BEGIN GIVEN ENTRIES
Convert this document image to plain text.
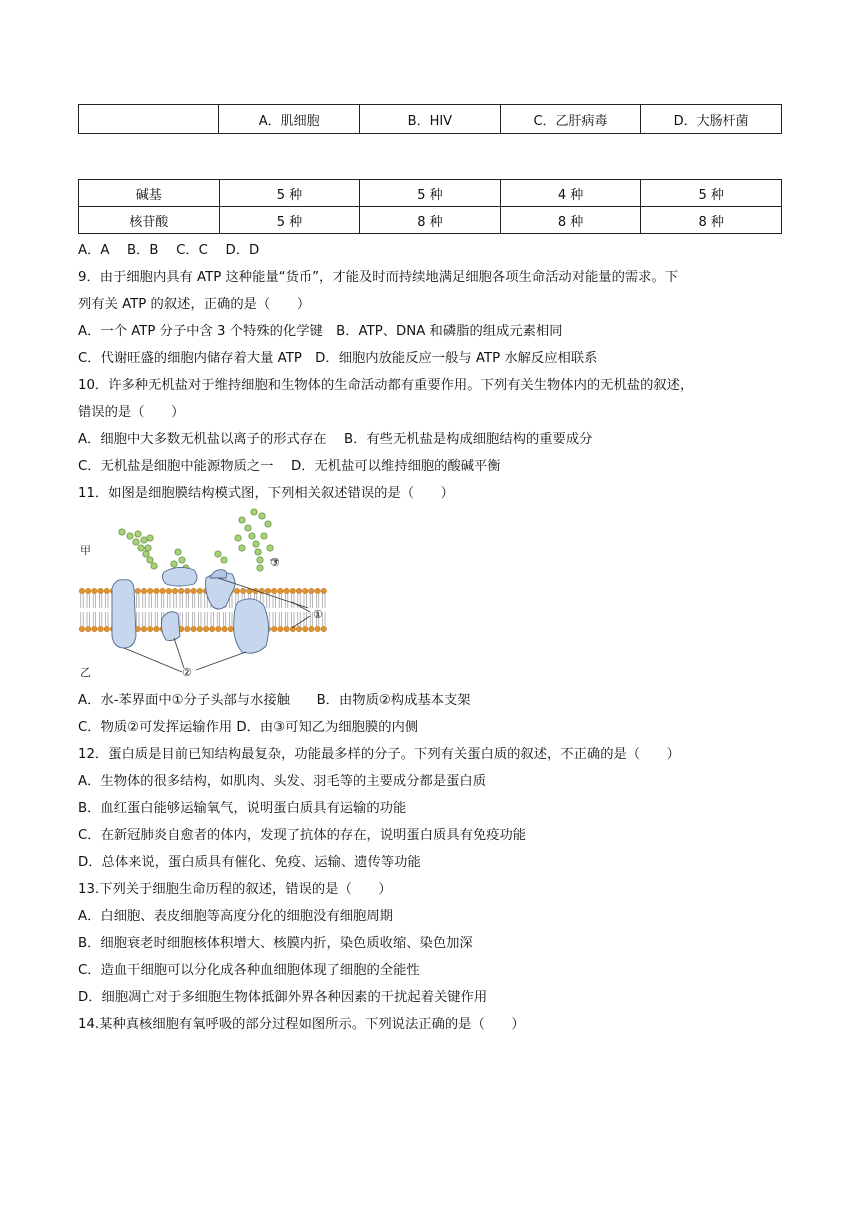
	A．肌细胞	B．HIV	C．乙肝病毒	D．大肠杆菌
碱基	5 种	5 种	4 种	5 种
核苷酸	5 种	8 种	8 种	8 种
A．A　 B．B　 C．C　 D．D
9．由于细胞内具有 ATP 这种能量“货币”，才能及时而持续地满足细胞各项生命活动对能量的需求。下
列有关 ATP 的叙述，正确的是（　　）
A．一个 ATP 分子中含 3 个特殊的化学键　B．ATP、DNA 和磷脂的组成元素相同
C．代谢旺盛的细胞内储存着大量 ATP　D．细胞内放能反应一般与 ATP 水解反应相联系
10．许多种无机盐对于维持细胞和生物体的生命活动都有重要作用。下列有关生物体内的无机盐的叙述，
错误的是（　　）
A．细胞中大多数无机盐以离子的形式存在　 B．有些无机盐是构成细胞结构的重要成分
C．无机盐是细胞中能源物质之一　 D．无机盐可以维持细胞的酸碱平衡
11．如图是细胞膜结构模式图，下列相关叙述错误的是（　　）
甲
乙
③
①
②
A．水-苯界面中①分子头部与水接触　　B．由物质②构成基本支架
C．物质②可发挥运输作用 D．由③可知乙为细胞膜的内侧
12．蛋白质是目前已知结构最复杂，功能最多样的分子。下列有关蛋白质的叙述，不正确的是（　　）
A．生物体的很多结构，如肌肉、头发、羽毛等的主要成分都是蛋白质
B．血红蛋白能够运输氧气，说明蛋白质具有运输的功能
C．在新冠肺炎自愈者的体内，发现了抗体的存在，说明蛋白质具有免疫功能
D．总体来说，蛋白质具有催化、免疫、运输、遗传等功能
13.下列关于细胞生命历程的叙述，错误的是（　　）
A．白细胞、表皮细胞等高度分化的细胞没有细胞周期
B．细胞衰老时细胞核体积增大、核膜内折，染色质收缩、染色加深
C．造血干细胞可以分化成各种血细胞体现了细胞的全能性
D．细胞凋亡对于多细胞生物体抵御外界各种因素的干扰起着关键作用
14.某种真核细胞有氧呼吸的部分过程如图所示。下列说法正确的是（　　）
END GIVEN ENTRIES
### WORK INSTRUCTIONS
A faithful copy of the records above is needed, with the pictures left out.

### RESULT
Convert this document image to plain text.
	A．肌细胞	B．HIV	C．乙肝病毒	D．大肠杆菌
碱基	5 种	5 种	4 种	5 种
核苷酸	5 种	8 种	8 种	8 种
A．A　 B．B　 C．C　 D．D
9．由于细胞内具有 ATP 这种能量“货币”，才能及时而持续地满足细胞各项生命活动对能量的需求。下
列有关 ATP 的叙述，正确的是（　　）
A．一个 ATP 分子中含 3 个特殊的化学键　B．ATP、DNA 和磷脂的组成元素相同
C．代谢旺盛的细胞内储存着大量 ATP　D．细胞内放能反应一般与 ATP 水解反应相联系
10．许多种无机盐对于维持细胞和生物体的生命活动都有重要作用。下列有关生物体内的无机盐的叙述，
错误的是（　　）
A．细胞中大多数无机盐以离子的形式存在　 B．有些无机盐是构成细胞结构的重要成分
C．无机盐是细胞中能源物质之一　 D．无机盐可以维持细胞的酸碱平衡
11．如图是细胞膜结构模式图，下列相关叙述错误的是（　　）
甲
乙
③
①
②
A．水-苯界面中①分子头部与水接触　　B．由物质②构成基本支架
C．物质②可发挥运输作用 D．由③可知乙为细胞膜的内侧
12．蛋白质是目前已知结构最复杂，功能最多样的分子。下列有关蛋白质的叙述，不正确的是（　　）
A．生物体的很多结构，如肌肉、头发、羽毛等的主要成分都是蛋白质
B．血红蛋白能够运输氧气，说明蛋白质具有运输的功能
C．在新冠肺炎自愈者的体内，发现了抗体的存在，说明蛋白质具有免疫功能
D．总体来说，蛋白质具有催化、免疫、运输、遗传等功能
13.下列关于细胞生命历程的叙述，错误的是（　　）
A．白细胞、表皮细胞等高度分化的细胞没有细胞周期
B．细胞衰老时细胞核体积增大、核膜内折，染色质收缩、染色加深
C．造血干细胞可以分化成各种血细胞体现了细胞的全能性
D．细胞凋亡对于多细胞生物体抵御外界各种因素的干扰起着关键作用
14.某种真核细胞有氧呼吸的部分过程如图所示。下列说法正确的是（　　）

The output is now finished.